### Given problem
Tally the lines in the records underneath that contain the string "with", and state the figure by itself.

START Record excerpts

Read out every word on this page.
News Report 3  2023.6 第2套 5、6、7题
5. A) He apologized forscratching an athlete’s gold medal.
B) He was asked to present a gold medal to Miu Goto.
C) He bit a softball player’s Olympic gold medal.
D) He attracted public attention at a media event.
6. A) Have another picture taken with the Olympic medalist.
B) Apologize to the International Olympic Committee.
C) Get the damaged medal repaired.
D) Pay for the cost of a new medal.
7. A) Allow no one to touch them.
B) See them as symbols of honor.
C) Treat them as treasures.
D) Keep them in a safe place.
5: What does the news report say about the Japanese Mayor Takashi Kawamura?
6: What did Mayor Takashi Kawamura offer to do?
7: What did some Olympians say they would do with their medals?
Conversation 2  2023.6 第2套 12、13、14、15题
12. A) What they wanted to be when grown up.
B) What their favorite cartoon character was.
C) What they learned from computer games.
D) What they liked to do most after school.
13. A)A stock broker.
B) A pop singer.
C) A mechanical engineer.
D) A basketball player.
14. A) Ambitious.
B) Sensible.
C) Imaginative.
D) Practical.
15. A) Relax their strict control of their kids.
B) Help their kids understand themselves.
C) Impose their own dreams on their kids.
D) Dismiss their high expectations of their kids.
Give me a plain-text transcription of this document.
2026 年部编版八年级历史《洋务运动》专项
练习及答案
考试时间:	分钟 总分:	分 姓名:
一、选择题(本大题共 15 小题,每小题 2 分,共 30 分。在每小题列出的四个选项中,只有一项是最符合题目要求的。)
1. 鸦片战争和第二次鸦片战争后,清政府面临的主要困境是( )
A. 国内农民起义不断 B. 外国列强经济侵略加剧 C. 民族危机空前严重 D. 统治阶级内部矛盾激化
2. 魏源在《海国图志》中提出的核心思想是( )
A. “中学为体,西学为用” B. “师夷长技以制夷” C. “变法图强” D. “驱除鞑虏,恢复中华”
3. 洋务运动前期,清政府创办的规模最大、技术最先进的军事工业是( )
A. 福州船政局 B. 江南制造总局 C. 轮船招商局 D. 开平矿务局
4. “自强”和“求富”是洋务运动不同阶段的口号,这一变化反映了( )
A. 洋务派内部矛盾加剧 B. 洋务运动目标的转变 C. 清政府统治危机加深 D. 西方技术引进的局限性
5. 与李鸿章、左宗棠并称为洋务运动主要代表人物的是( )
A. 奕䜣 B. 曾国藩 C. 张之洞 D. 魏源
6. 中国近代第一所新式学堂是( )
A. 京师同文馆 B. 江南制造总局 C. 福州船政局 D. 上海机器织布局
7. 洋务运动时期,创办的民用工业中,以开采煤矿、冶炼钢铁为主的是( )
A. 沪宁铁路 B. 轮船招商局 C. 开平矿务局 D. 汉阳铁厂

END Record excerpts

### Reply to the task
2